• AIM: Each entry must be given again exactly; images do not belong in the copy.

— BEGIN RECORD LIST —

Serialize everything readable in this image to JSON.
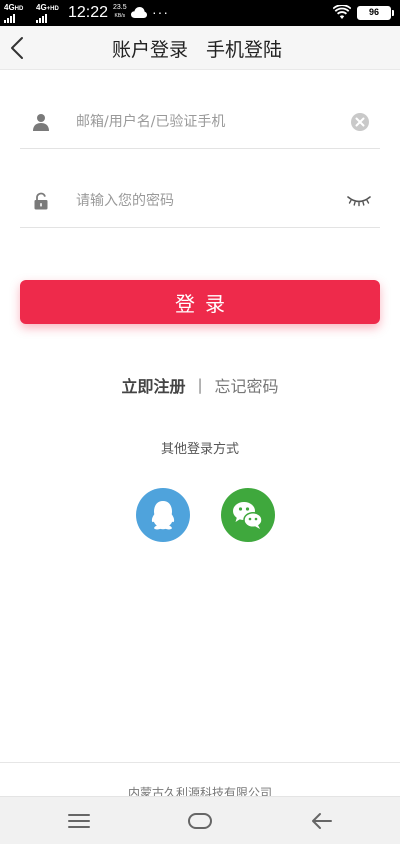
{
  "status_bar": {
    "sim1": "4G",
    "sim1_sup": "HD",
    "sim2": "4G",
    "sim2_sup": "+HD",
    "time": "12:22",
    "speed_value": "23.5",
    "speed_unit": "KB/s",
    "more": "···",
    "battery": "96"
  },
  "header": {
    "tab_account": "账户登录",
    "tab_phone": "手机登陆"
  },
  "form": {
    "username_placeholder": "邮箱/用户名/已验证手机",
    "password_placeholder": "请输入您的密码",
    "login_label": "登录"
  },
  "links": {
    "register": "立即注册",
    "separator": "|",
    "forgot": "忘记密码"
  },
  "other_login": {
    "title": "其他登录方式",
    "options": [
      "qq-icon",
      "wechat-icon"
    ]
  },
  "footer": {
    "company": "内蒙古久利源科技有限公司"
  },
  "colors": {
    "accent": "#ee2a4b",
    "qq": "#4fa3dc",
    "wechat": "#3fa83d"
  }
}
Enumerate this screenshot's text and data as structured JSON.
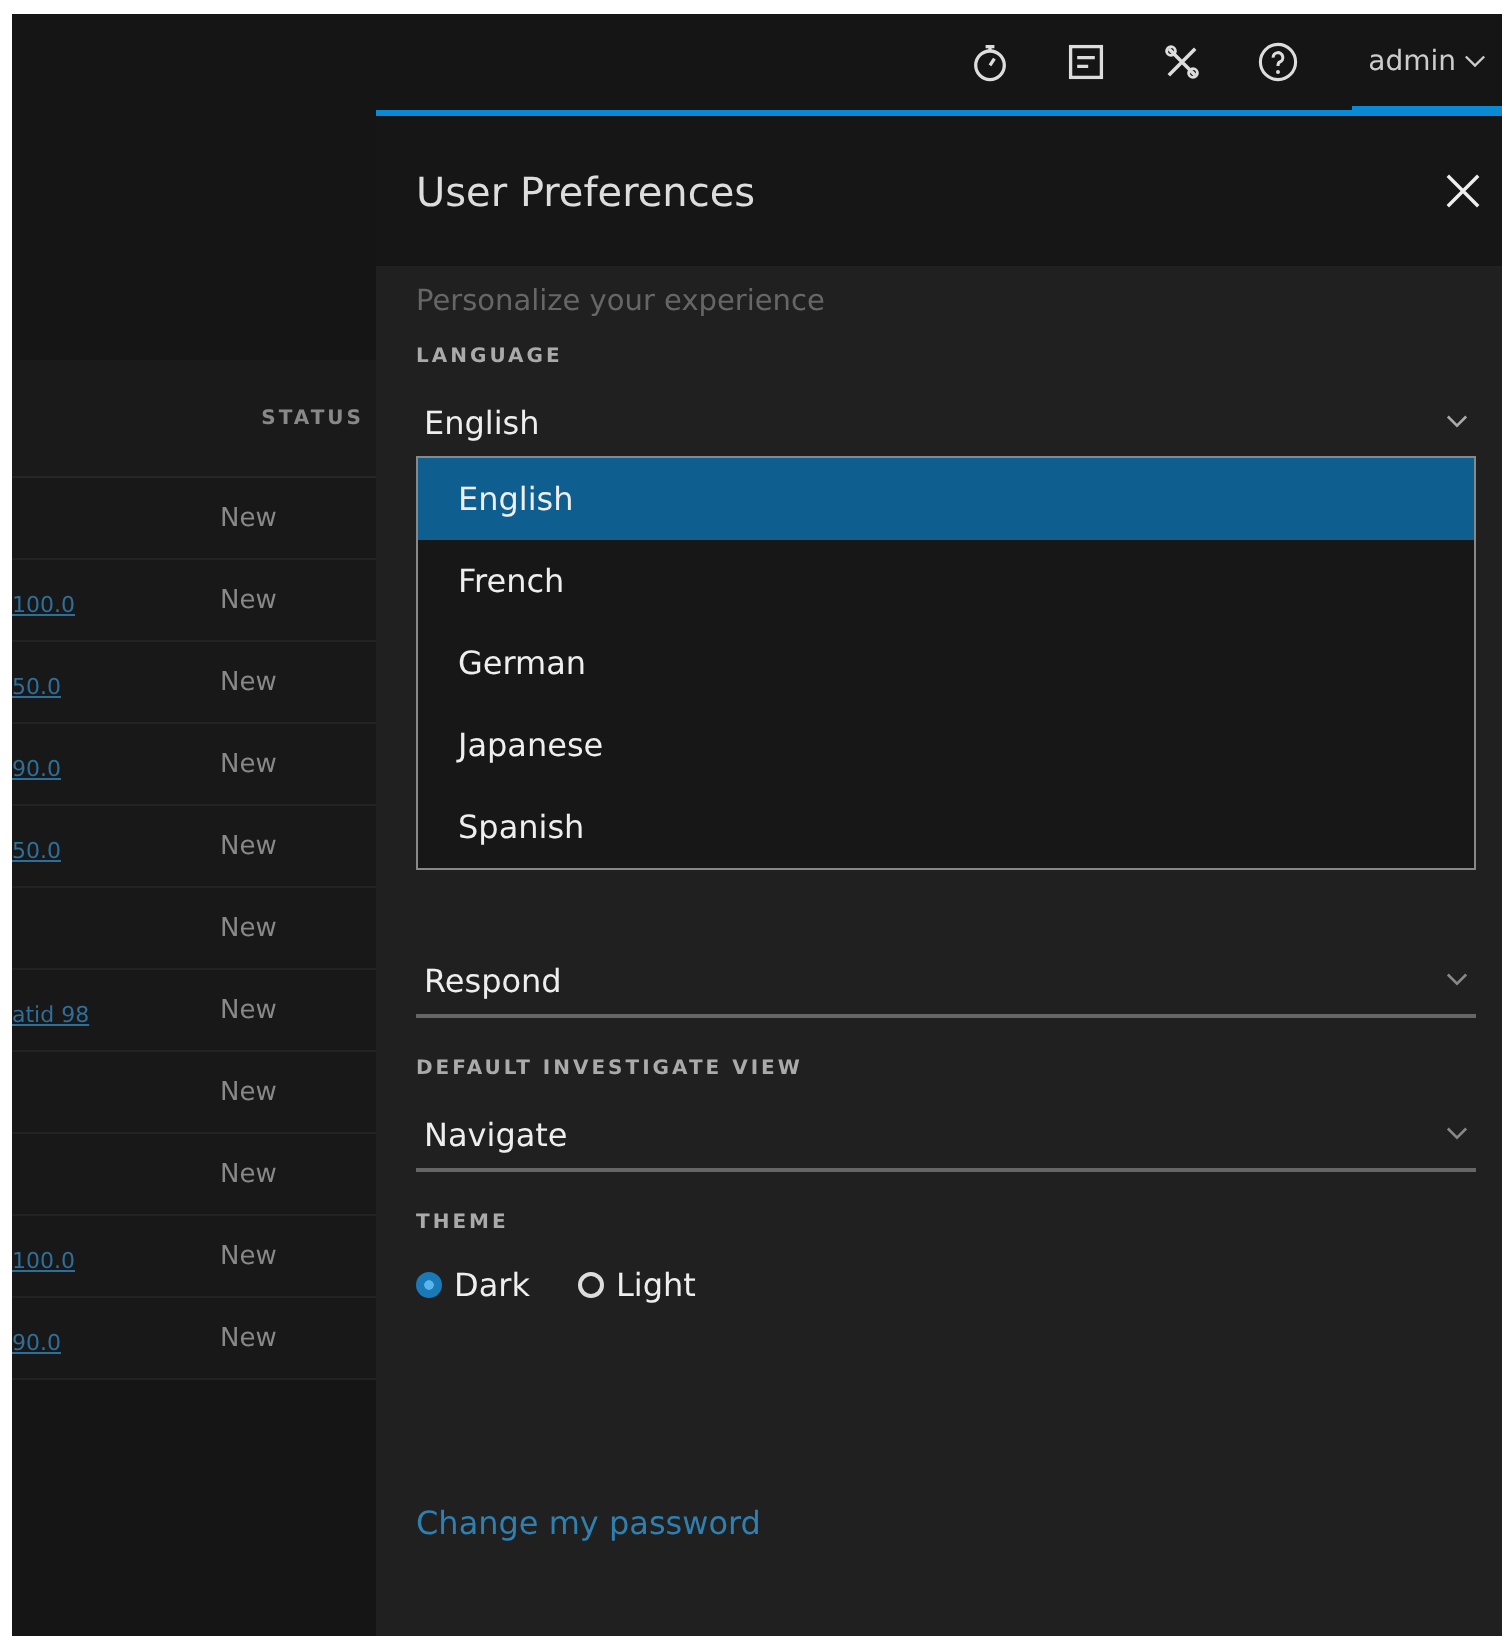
{
  "top_bar": {
    "user_menu": {
      "label": "admin",
      "selected": true
    }
  },
  "table": {
    "columns": [
      {
        "label": "STATUS"
      }
    ],
    "rows": [
      {
        "column_1": "",
        "status": "New"
      },
      {
        "column_1": "100.0",
        "status": "New"
      },
      {
        "column_1": "50.0",
        "status": "New"
      },
      {
        "column_1": "90.0",
        "status": "New"
      },
      {
        "column_1": "50.0",
        "status": "New"
      },
      {
        "column_1": "",
        "status": "New"
      },
      {
        "column_1": "atid 98",
        "status": "New"
      },
      {
        "column_1": "",
        "status": "New"
      },
      {
        "column_1": "",
        "status": "New"
      },
      {
        "column_1": "100.0",
        "status": "New"
      },
      {
        "column_1": "90.0",
        "status": "New"
      }
    ]
  },
  "panel": {
    "title": "User Preferences",
    "subtitle": "Personalize your experience",
    "language": {
      "label": "LANGUAGE",
      "value": "English",
      "expanded": true,
      "options": [
        {
          "label": "English",
          "selected": true
        },
        {
          "label": "French",
          "selected": false
        },
        {
          "label": "German",
          "selected": false
        },
        {
          "label": "Japanese",
          "selected": false
        },
        {
          "label": "Spanish",
          "selected": false
        }
      ]
    },
    "landing": {
      "value": "Respond"
    },
    "investigate": {
      "label": "DEFAULT INVESTIGATE VIEW",
      "value": "Navigate"
    },
    "theme": {
      "label": "THEME",
      "options": [
        {
          "label": "Dark",
          "selected": true
        },
        {
          "label": "Light",
          "selected": false
        }
      ]
    },
    "link": "Change my password"
  }
}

— END RECORD LIST —

• ANSWER FOR THE TASK:
Serialize everything readable in this image to JSON.
{
  "status_bar": {
    "sim1": "4G",
    "sim1_sup": "HD",
    "sim2": "4G",
    "sim2_sup": "+HD",
    "time": "12:22",
    "speed_value": "23.5",
    "speed_unit": "KB/s",
    "more": "···",
    "battery": "96"
  },
  "header": {
    "tab_account": "账户登录",
    "tab_phone": "手机登陆"
  },
  "form": {
    "username_placeholder": "邮箱/用户名/已验证手机",
    "password_placeholder": "请输入您的密码",
    "login_label": "登录"
  },
  "links": {
    "register": "立即注册",
    "separator": "|",
    "forgot": "忘记密码"
  },
  "other_login": {
    "title": "其他登录方式",
    "options": [
      "qq-icon",
      "wechat-icon"
    ]
  },
  "footer": {
    "company": "内蒙古久利源科技有限公司"
  },
  "colors": {
    "accent": "#ee2a4b",
    "qq": "#4fa3dc",
    "wechat": "#3fa83d"
  }
}
Enumerate this screenshot's text and data as structured JSON.
{
  "top_bar": {
    "user_menu": {
      "label": "admin",
      "selected": true
    }
  },
  "table": {
    "columns": [
      {
        "label": "STATUS"
      }
    ],
    "rows": [
      {
        "column_1": "",
        "status": "New"
      },
      {
        "column_1": "100.0",
        "status": "New"
      },
      {
        "column_1": "50.0",
        "status": "New"
      },
      {
        "column_1": "90.0",
        "status": "New"
      },
      {
        "column_1": "50.0",
        "status": "New"
      },
      {
        "column_1": "",
        "status": "New"
      },
      {
        "column_1": "atid 98",
        "status": "New"
      },
      {
        "column_1": "",
        "status": "New"
      },
      {
        "column_1": "",
        "status": "New"
      },
      {
        "column_1": "100.0",
        "status": "New"
      },
      {
        "column_1": "90.0",
        "status": "New"
      }
    ]
  },
  "panel": {
    "title": "User Preferences",
    "subtitle": "Personalize your experience",
    "language": {
      "label": "LANGUAGE",
      "value": "English",
      "expanded": true,
      "options": [
        {
          "label": "English",
          "selected": true
        },
        {
          "label": "French",
          "selected": false
        },
        {
          "label": "German",
          "selected": false
        },
        {
          "label": "Japanese",
          "selected": false
        },
        {
          "label": "Spanish",
          "selected": false
        }
      ]
    },
    "landing": {
      "value": "Respond"
    },
    "investigate": {
      "label": "DEFAULT INVESTIGATE VIEW",
      "value": "Navigate"
    },
    "theme": {
      "label": "THEME",
      "options": [
        {
          "label": "Dark",
          "selected": true
        },
        {
          "label": "Light",
          "selected": false
        }
      ]
    },
    "link": "Change my password"
  }
}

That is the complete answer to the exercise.